**Work to be completed:** Exact repetition is required: output every record in full.

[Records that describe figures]
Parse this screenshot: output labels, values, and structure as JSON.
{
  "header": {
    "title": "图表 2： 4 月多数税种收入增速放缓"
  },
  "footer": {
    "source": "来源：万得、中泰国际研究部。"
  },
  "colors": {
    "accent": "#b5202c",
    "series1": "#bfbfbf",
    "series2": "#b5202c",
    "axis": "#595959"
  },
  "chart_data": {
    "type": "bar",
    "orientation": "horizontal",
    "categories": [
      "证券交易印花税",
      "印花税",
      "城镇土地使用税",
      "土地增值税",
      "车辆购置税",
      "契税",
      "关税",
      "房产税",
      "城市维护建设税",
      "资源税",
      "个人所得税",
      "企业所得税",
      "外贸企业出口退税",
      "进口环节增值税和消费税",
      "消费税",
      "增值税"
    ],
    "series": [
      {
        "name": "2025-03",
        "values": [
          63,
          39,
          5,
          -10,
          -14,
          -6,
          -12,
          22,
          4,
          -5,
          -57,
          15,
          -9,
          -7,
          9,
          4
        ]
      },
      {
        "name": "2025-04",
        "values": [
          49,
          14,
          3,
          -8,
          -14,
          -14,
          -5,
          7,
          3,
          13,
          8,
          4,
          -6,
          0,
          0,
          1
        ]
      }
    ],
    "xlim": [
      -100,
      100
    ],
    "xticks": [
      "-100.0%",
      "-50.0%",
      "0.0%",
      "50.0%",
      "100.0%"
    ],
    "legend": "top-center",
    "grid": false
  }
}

**Response to the task:**
Parse this screenshot: output labels, values, and structure as JSON.
{
  "header": {
    "title": "图表 2： 4 月多数税种收入增速放缓"
  },
  "footer": {
    "source": "来源：万得、中泰国际研究部。"
  },
  "colors": {
    "accent": "#b5202c",
    "series1": "#bfbfbf",
    "series2": "#b5202c",
    "axis": "#595959"
  },
  "chart_data": {
    "type": "bar",
    "orientation": "horizontal",
    "categories": [
      "证券交易印花税",
      "印花税",
      "城镇土地使用税",
      "土地增值税",
      "车辆购置税",
      "契税",
      "关税",
      "房产税",
      "城市维护建设税",
      "资源税",
      "个人所得税",
      "企业所得税",
      "外贸企业出口退税",
      "进口环节增值税和消费税",
      "消费税",
      "增值税"
    ],
    "series": [
      {
        "name": "2025-03",
        "values": [
          63,
          39,
          5,
          -10,
          -14,
          -6,
          -12,
          22,
          4,
          -5,
          -57,
          15,
          -9,
          -7,
          9,
          4
        ]
      },
      {
        "name": "2025-04",
        "values": [
          49,
          14,
          3,
          -8,
          -14,
          -14,
          -5,
          7,
          3,
          13,
          8,
          4,
          -6,
          0,
          0,
          1
        ]
      }
    ],
    "xlim": [
      -100,
      100
    ],
    "xticks": [
      "-100.0%",
      "-50.0%",
      "0.0%",
      "50.0%",
      "100.0%"
    ],
    "legend": "top-center",
    "grid": false
  }
}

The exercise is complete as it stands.